> [YOUR GOAL] Write out each record below exactly as it appears, with no pictures.

== INPUT FOR THIS TASK

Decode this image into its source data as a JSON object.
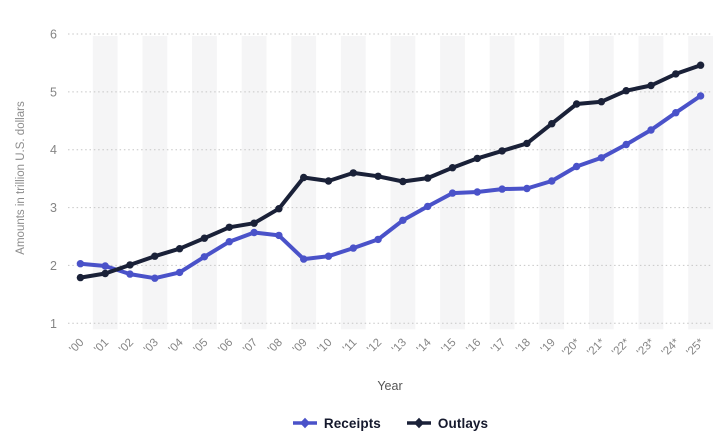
{
  "chart_data": {
    "type": "line",
    "title": "",
    "xlabel": "Year",
    "ylabel": "Amounts in trillion U.S. dollars",
    "ylim": [
      1,
      6
    ],
    "yticks": [
      1,
      2,
      3,
      4,
      5,
      6
    ],
    "grid": "horizontal-dotted",
    "background_bands": "alternating vertical column stripes",
    "legend_position": "bottom",
    "categories": [
      "'00",
      "'01",
      "'02",
      "'03",
      "'04",
      "'05",
      "'06",
      "'07",
      "'08",
      "'09",
      "'10",
      "'11",
      "'12",
      "'13",
      "'14",
      "'15",
      "'16",
      "'17",
      "'18",
      "'19",
      "'20*",
      "'21*",
      "'22*",
      "'23*",
      "'24*",
      "'25*"
    ],
    "series": [
      {
        "name": "Receipts",
        "color": "#4a52c9",
        "values": [
          2.03,
          1.99,
          1.85,
          1.78,
          1.88,
          2.15,
          2.41,
          2.57,
          2.52,
          2.11,
          2.16,
          2.3,
          2.45,
          2.78,
          3.02,
          3.25,
          3.27,
          3.32,
          3.33,
          3.46,
          3.71,
          3.86,
          4.09,
          4.34,
          4.64,
          4.93
        ]
      },
      {
        "name": "Outlays",
        "color": "#1a2138",
        "values": [
          1.79,
          1.86,
          2.01,
          2.16,
          2.29,
          2.47,
          2.66,
          2.73,
          2.98,
          3.52,
          3.46,
          3.6,
          3.54,
          3.45,
          3.51,
          3.69,
          3.85,
          3.98,
          4.11,
          4.45,
          4.79,
          4.83,
          5.02,
          5.11,
          5.31,
          5.46
        ]
      }
    ],
    "style": {
      "band_color": "#f5f5f6",
      "gridline_color": "#c6c6c6",
      "tick_label_color": "#858585",
      "y_axis_title_color": "#8c8c8c",
      "x_axis_title_color": "#555555",
      "legend_text_color": "#15192d"
    }
  }
}
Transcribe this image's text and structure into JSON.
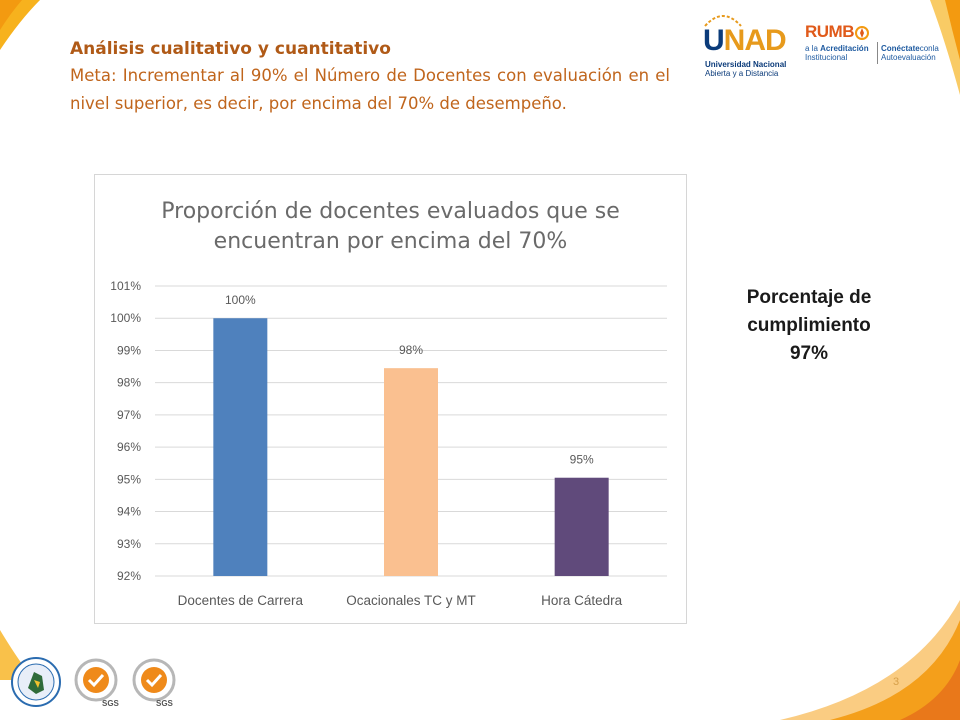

====

> [EXERCISE RESULT]
Decode this image into its source data as a JSON object.
{
  "chart_data": {
    "type": "line",
    "title": "",
    "xlabel": "Year",
    "ylabel": "Amounts in trillion U.S. dollars",
    "ylim": [
      1,
      6
    ],
    "yticks": [
      1,
      2,
      3,
      4,
      5,
      6
    ],
    "grid": "horizontal-dotted",
    "background_bands": "alternating vertical column stripes",
    "legend_position": "bottom",
    "categories": [
      "'00",
      "'01",
      "'02",
      "'03",
      "'04",
      "'05",
      "'06",
      "'07",
      "'08",
      "'09",
      "'10",
      "'11",
      "'12",
      "'13",
      "'14",
      "'15",
      "'16",
      "'17",
      "'18",
      "'19",
      "'20*",
      "'21*",
      "'22*",
      "'23*",
      "'24*",
      "'25*"
    ],
    "series": [
      {
        "name": "Receipts",
        "color": "#4a52c9",
        "values": [
          2.03,
          1.99,
          1.85,
          1.78,
          1.88,
          2.15,
          2.41,
          2.57,
          2.52,
          2.11,
          2.16,
          2.3,
          2.45,
          2.78,
          3.02,
          3.25,
          3.27,
          3.32,
          3.33,
          3.46,
          3.71,
          3.86,
          4.09,
          4.34,
          4.64,
          4.93
        ]
      },
      {
        "name": "Outlays",
        "color": "#1a2138",
        "values": [
          1.79,
          1.86,
          2.01,
          2.16,
          2.29,
          2.47,
          2.66,
          2.73,
          2.98,
          3.52,
          3.46,
          3.6,
          3.54,
          3.45,
          3.51,
          3.69,
          3.85,
          3.98,
          4.11,
          4.45,
          4.79,
          4.83,
          5.02,
          5.11,
          5.31,
          5.46
        ]
      }
    ],
    "style": {
      "band_color": "#f5f5f6",
      "gridline_color": "#c6c6c6",
      "tick_label_color": "#858585",
      "y_axis_title_color": "#8c8c8c",
      "x_axis_title_color": "#555555",
      "legend_text_color": "#15192d"
    }
  }
}
Transcribe this image's text and structure into JSON.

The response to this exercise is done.